Every entry below should be repeated exactly; the pictures should not.

- Data excerpts -
==============================
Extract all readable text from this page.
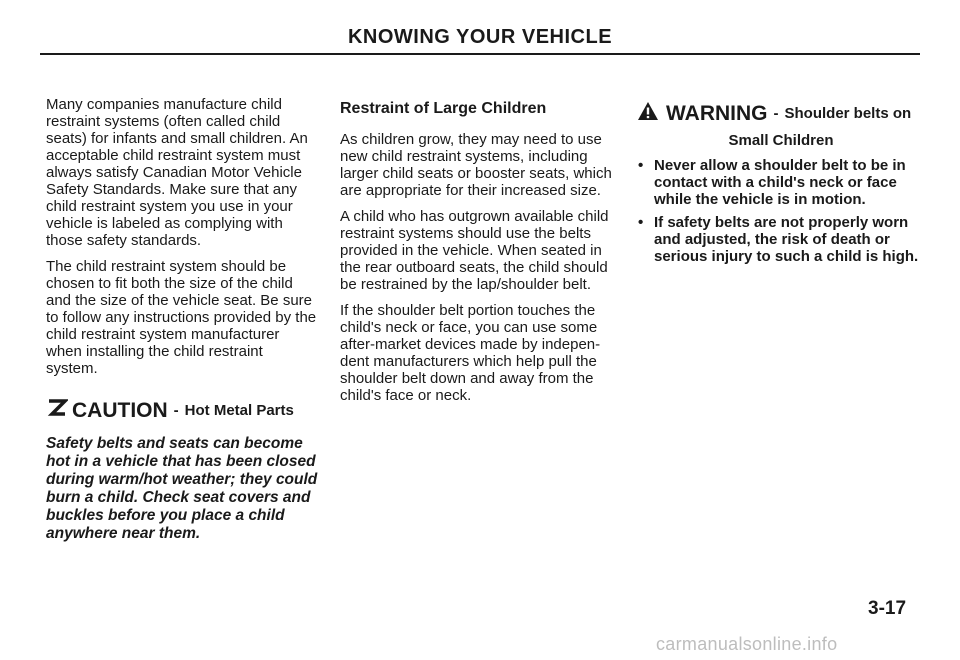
KNOWING YOUR VEHICLE

Many companies manufacture child restraint systems (often called child seats) for infants and small children. An acceptable child restraint system must always satisfy Canadian Motor Vehicle Safety Standards. Make sure that any child restraint system you use in your vehicle is labeled as complying with those safety standards.

The child restraint system should be chosen to fit both the size of the child and the size of the vehicle seat. Be sure to follow any instructions provided by the child restraint system manufacturer when installing the child restraint system.

CAUTION - Hot Metal Parts
Safety belts and seats can become hot in a vehicle that has been closed during warm/hot weather; they could burn a child. Check seat covers and buckles before you place a child anywhere near them.
Restraint of Large Children

As children grow, they may need to use new child restraint systems, including larger child seats or booster seats, which are appropriate for their increased size.

A child who has outgrown available child restraint systems should use the belts provided in the vehicle. When seated in the rear outboard seats, the child should be restrained by the lap/shoulder belt.

If the shoulder belt portion touches the child's neck or face, you can use some after-market devices made by indepen-dent manufacturers which help pull the shoulder belt down and away from the child's face or neck.

WARNING - Shoulder belts on
Small Children
• Never allow a shoulder belt to be in contact with a child's neck or face while the vehicle is in motion.
• If safety belts are not properly worn and adjusted, the risk of death or serious injury to such a child is high.
3-17
carmanualsonline.info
==============================
- Response for this exercise -
Extract all readable text from this page.
KNOWING YOUR VEHICLE

Many companies manufacture child restraint systems (often called child seats) for infants and small children. An acceptable child restraint system must always satisfy Canadian Motor Vehicle Safety Standards. Make sure that any child restraint system you use in your vehicle is labeled as complying with those safety standards.

The child restraint system should be chosen to fit both the size of the child and the size of the vehicle seat. Be sure to follow any instructions provided by the child restraint system manufacturer when installing the child restraint system.

CAUTION - Hot Metal Parts
Safety belts and seats can become hot in a vehicle that has been closed during warm/hot weather; they could burn a child. Check seat covers and buckles before you place a child anywhere near them.
Restraint of Large Children

As children grow, they may need to use new child restraint systems, including larger child seats or booster seats, which are appropriate for their increased size.

A child who has outgrown available child restraint systems should use the belts provided in the vehicle. When seated in the rear outboard seats, the child should be restrained by the lap/shoulder belt.

If the shoulder belt portion touches the child's neck or face, you can use some after-market devices made by indepen-dent manufacturers which help pull the shoulder belt down and away from the child's face or neck.

WARNING - Shoulder belts on
Small Children
• Never allow a shoulder belt to be in contact with a child's neck or face while the vehicle is in motion.
• If safety belts are not properly worn and adjusted, the risk of death or serious injury to such a child is high.
3-17
carmanualsonline.info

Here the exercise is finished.